_Document page transcription items:_
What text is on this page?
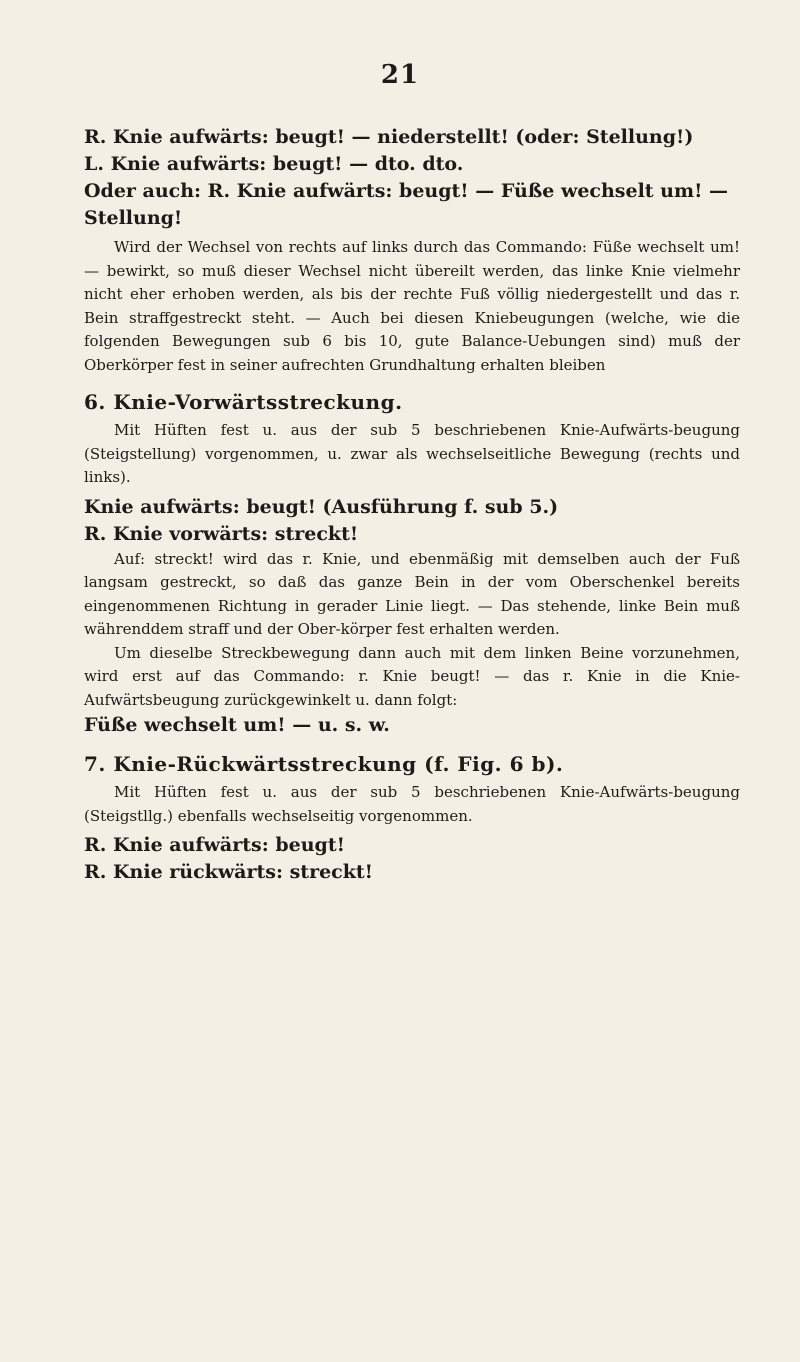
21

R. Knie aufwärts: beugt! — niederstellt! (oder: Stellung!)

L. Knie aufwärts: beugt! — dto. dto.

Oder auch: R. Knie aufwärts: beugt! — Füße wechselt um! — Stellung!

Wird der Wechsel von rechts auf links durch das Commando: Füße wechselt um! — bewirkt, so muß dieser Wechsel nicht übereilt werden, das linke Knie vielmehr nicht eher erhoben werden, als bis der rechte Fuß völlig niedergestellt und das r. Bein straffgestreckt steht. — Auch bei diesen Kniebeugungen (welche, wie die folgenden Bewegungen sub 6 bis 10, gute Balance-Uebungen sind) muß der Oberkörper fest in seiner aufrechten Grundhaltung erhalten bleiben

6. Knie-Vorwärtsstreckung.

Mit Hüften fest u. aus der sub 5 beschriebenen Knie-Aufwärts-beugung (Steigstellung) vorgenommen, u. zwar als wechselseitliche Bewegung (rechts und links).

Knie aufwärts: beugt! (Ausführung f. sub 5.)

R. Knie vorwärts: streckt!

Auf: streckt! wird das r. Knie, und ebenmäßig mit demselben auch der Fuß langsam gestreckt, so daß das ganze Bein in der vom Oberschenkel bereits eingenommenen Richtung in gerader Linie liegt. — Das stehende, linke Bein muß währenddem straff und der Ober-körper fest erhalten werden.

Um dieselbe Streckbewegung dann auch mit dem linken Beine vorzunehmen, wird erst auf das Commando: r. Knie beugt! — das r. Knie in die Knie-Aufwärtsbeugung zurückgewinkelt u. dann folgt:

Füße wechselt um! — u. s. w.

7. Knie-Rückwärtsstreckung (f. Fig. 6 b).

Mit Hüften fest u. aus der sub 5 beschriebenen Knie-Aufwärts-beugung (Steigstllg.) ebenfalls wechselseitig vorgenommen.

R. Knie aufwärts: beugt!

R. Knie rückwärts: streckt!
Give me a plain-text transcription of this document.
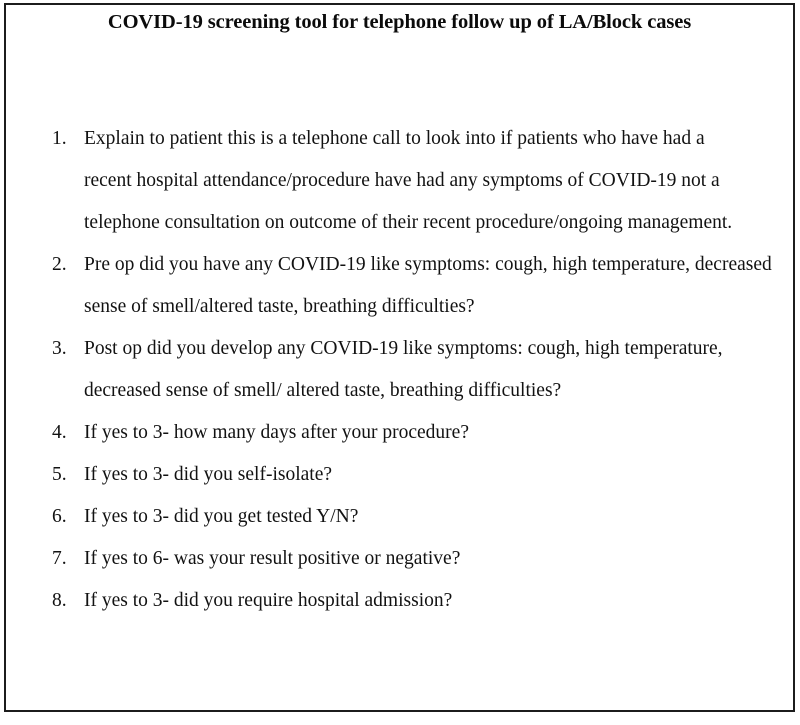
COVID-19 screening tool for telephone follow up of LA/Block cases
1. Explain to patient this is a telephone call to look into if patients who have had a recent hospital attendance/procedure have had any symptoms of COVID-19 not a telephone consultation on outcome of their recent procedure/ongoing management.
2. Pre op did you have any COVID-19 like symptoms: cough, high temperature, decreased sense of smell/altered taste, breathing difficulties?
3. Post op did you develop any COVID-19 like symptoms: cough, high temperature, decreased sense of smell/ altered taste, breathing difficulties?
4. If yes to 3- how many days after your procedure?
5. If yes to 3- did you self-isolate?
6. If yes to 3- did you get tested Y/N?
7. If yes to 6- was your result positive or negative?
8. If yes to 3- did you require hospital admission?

_Task prompt:_ Retrieve each line from the records above where the word "sense" occurs.

_Expected answer:_
2. Pre op did you have any COVID-19 like symptoms: cough, high temperature, decreased sense of smell/altered taste, breathing difficulties?
3. Post op did you develop any COVID-19 like symptoms: cough, high temperature, decreased sense of smell/ altered taste, breathing difficulties?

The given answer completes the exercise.